Aim of the exercise:
Can you return, word for word, the part of the personal post about health and career plans starting at "As I mentioned, I" and ending at "fail at something."?
##### Excerpt to read
As I mentioned, I had a discectomy about six weeks ago to repair a ruptured disc (cervical 6-7), and I’ve been on leave since then. It has given me the time to try to implement some techniques to get my health under control: oatmeal every morning for breakfast, salads for lunch, walking daily. I feel as though I’ve done better with these strategies this time around, particularly the oatmeal, but I’m still overeating during other times of the day, and I’ve not kept my commitment to walk EVERY day.
I really don’t understand what’s causing me to sabotage myself every time I start to make a little progress. There has to be some psychological explanation. Perhaps I’m afraid of what the healthy, thin, happy me might become? Perhaps I’m afraid that, without my weight to use as an excuse, I’ll have nothing to blame but myself if I fail at something.
The thought of going back to work also has me feeling anxious. I’ve begun to sense that, despite all our efforts as a training team, we’re just running in circles because of the lack of support from other departments within our company. I was hoping for an opportunity to join the curriculum design team, but that has fallen through, and I’m having some difficulty getting emotionally and psychologically behind the company.
With Justin’s entrance to law school eminent, I’ve begun to consider what I might do with my life as well. Lately (and probably as a result of so much energy spent thinking about meals) I’ve been reminded of my dream to own and operate a café. Just a small place where people can come and enjoy a light lunch, snack, or dessert and a cup of coffee or espresso, as well as enjoy the company of others. It’s been a dream of mine for years, and it’s something I could get behind with 100% of my spirit. It seems like it would really suit my personality and lifestyle, combining the things I enjoy most: food, coffee, music, business, and people.
##########
##### Recorded information
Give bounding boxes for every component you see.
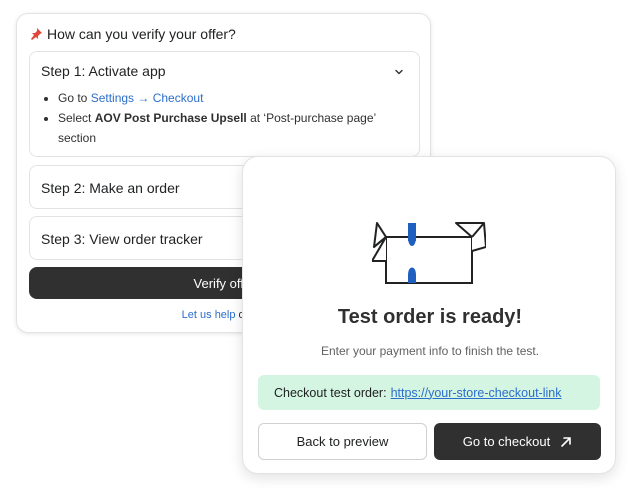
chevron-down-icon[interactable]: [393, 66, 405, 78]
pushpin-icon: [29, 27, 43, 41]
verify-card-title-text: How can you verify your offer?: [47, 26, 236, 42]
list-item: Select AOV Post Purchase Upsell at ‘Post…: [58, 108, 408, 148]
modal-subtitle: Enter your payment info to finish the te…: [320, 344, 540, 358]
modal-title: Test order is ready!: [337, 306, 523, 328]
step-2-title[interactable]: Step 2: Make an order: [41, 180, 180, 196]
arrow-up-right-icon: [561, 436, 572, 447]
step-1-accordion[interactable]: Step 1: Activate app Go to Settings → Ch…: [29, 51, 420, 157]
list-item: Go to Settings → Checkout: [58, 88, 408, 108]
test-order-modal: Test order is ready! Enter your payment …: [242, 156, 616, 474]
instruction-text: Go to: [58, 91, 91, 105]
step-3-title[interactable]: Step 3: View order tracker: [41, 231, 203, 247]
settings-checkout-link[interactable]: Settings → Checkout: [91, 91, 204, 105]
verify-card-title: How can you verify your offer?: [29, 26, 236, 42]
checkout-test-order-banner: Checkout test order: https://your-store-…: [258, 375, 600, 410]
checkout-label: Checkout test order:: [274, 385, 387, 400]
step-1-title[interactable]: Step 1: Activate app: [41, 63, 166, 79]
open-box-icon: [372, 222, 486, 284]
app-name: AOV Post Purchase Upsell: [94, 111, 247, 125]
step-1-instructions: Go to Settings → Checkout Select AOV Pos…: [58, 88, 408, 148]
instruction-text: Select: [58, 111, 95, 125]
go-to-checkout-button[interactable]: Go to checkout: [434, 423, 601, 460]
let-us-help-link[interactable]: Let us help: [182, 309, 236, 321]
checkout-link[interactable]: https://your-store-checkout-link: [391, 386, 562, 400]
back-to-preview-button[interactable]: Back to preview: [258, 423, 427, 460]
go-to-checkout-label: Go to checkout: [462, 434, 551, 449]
##########
Task output:
As I mentioned, I had a discectomy about six weeks ago to repair a ruptured disc (cervical 6-7), and I’ve been on leave since then. It has given me the time to try to implement some techniques to get my health under control: oatmeal every morning for breakfast, salads for lunch, walking daily. I feel as though I’ve done better with these strategies this time around, particularly the oatmeal, but I’m still overeating during other times of the day, and I’ve not kept my commitment to walk EVERY day.
I really don’t understand what’s causing me to sabotage myself every time I start to make a little progress. There has to be some psychological explanation. Perhaps I’m afraid of what the healthy, thin, happy me might become? Perhaps I’m afraid that, without my weight to use as an excuse, I’ll have nothing to blame but myself if I fail at something.